I've never really been a very religious person, unless you count the time I prayed that God would give me a great, fulfilling job and a long, fulfilling life. So far, he hasn’t answered the former, which doesn’t exactly raise my hopes for the success of the latter, at least the fulfilling part, and if God isn’t going to give me what I want the instant I want it, why should I do good things like go to church or not tell dirty jokes to children after I drink too much?

I bring this up because religion has been on my mind lately. When you do what I do, which isn’t very much or very fulfilling, for that matter, you have plenty of time for drinking, and when you’re not drinking, you have plenty of time for thinking. This last week, I’ve haven’t been drinking too much because my favorite liquor store stopped carrying my favorite liquor, so, with all my spare time, I’ve been thinking a lot, mainly about this past Mardi Gras, probably because of all the ads that threatened me with bodily harm if I so much as waved at the parade as I imagined it passing by downtown.

SUPPLIED INFORMATION ::
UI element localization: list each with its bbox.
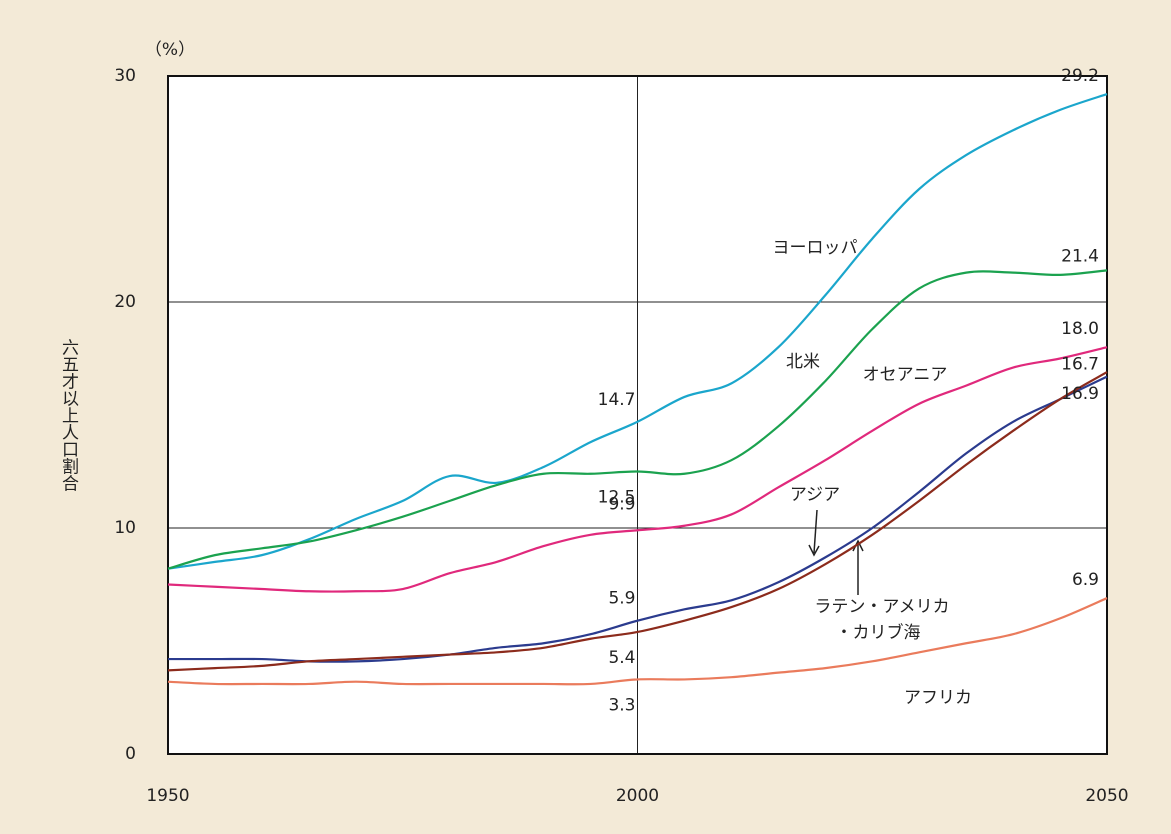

WRITTEN REQUEST :: Reproduce verbatim the portion of the passage about religion starting at "I bring this" and ending at "passing by downtown.". The data are drawn from a separate source.

TASK SOLUTION ::
I bring this up because religion has been on my mind lately. When you do what I do, which isn’t very much or very fulfilling, for that matter, you have plenty of time for drinking, and when you’re not drinking, you have plenty of time for thinking. This last week, I’ve haven’t been drinking too much because my favorite liquor store stopped carrying my favorite liquor, so, with all my spare time, I’ve been thinking a lot, mainly about this past Mardi Gras, probably because of all the ads that threatened me with bodily harm if I so much as waved at the parade as I imagined it passing by downtown.